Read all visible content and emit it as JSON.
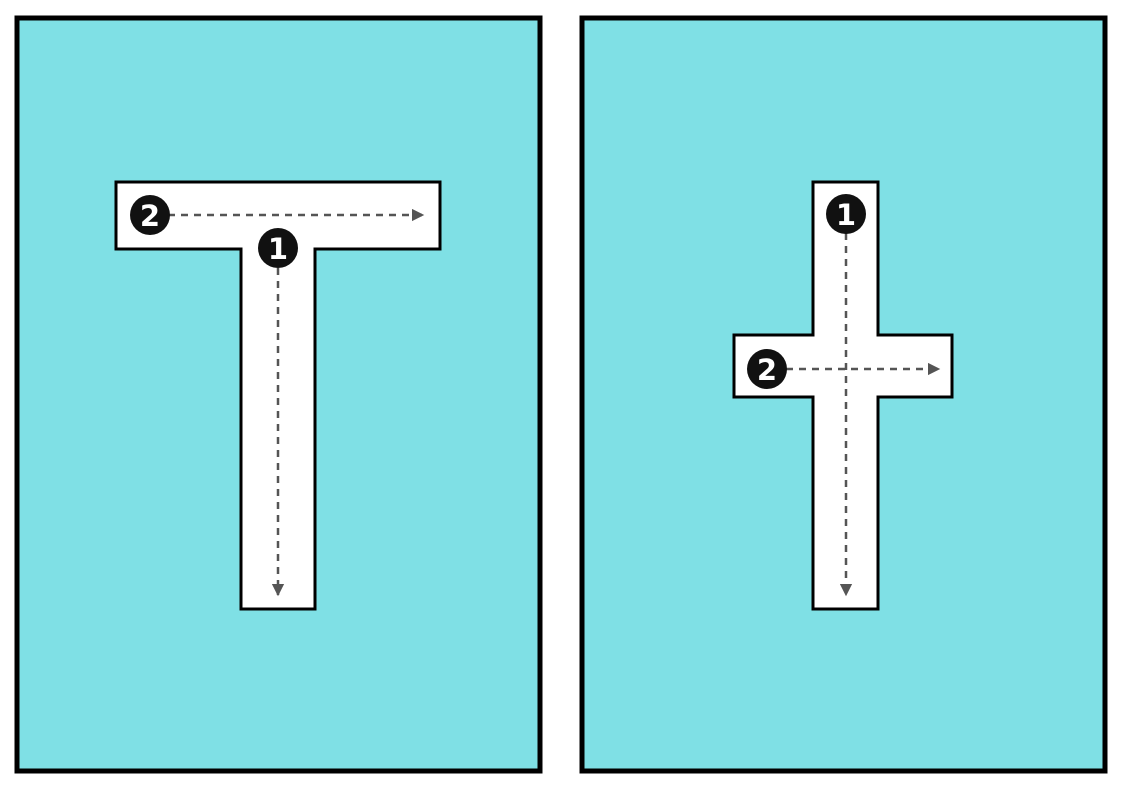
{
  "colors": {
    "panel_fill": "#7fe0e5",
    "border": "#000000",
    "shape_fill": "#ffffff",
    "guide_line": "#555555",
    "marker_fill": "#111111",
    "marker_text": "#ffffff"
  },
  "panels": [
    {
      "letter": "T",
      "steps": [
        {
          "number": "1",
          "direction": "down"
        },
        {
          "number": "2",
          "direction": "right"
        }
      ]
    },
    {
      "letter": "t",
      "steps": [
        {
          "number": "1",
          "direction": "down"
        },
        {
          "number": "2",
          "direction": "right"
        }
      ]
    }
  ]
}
--
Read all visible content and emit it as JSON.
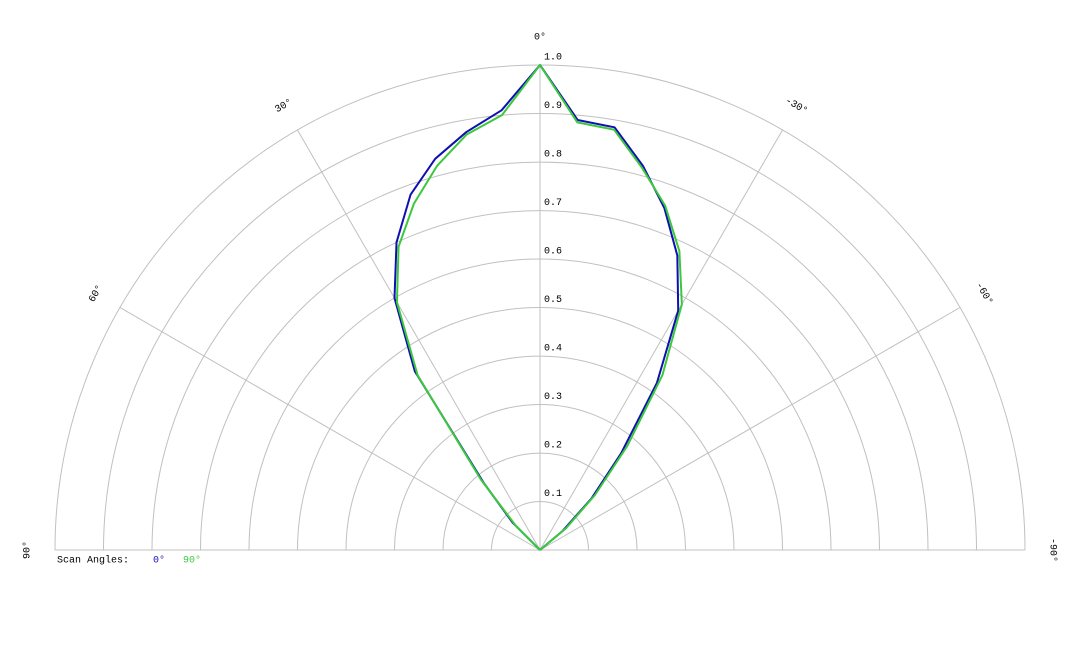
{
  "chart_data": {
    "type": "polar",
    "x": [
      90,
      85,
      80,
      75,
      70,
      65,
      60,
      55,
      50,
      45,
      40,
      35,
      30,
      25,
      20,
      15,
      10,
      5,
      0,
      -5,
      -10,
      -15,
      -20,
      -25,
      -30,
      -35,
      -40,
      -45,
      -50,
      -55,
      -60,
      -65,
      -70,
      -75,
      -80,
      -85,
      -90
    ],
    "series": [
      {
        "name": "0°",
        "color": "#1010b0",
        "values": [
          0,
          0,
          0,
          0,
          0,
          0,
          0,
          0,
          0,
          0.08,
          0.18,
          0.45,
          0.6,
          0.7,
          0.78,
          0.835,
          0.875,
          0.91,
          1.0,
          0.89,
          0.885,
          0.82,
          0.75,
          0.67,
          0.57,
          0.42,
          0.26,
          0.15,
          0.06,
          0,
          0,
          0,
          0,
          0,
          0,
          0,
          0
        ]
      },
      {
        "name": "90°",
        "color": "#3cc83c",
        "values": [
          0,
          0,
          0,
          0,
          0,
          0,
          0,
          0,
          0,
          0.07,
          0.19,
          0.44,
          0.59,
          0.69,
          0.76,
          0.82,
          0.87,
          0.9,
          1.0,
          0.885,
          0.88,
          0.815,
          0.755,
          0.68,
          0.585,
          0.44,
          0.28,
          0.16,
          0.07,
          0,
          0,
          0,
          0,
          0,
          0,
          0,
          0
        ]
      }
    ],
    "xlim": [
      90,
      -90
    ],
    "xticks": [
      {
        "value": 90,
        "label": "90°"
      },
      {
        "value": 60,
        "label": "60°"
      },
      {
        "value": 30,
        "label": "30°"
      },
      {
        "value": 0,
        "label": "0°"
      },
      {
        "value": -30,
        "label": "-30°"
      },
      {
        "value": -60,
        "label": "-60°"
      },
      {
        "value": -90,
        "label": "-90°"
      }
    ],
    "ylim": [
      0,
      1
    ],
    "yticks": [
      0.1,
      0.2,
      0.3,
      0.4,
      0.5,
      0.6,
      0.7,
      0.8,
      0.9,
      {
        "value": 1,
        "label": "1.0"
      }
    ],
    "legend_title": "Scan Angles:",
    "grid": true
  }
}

→ Set exercise
Check each line in the listing above for the string "ffffff", then report how many lines contain it, with no other text.

→ Task solution
2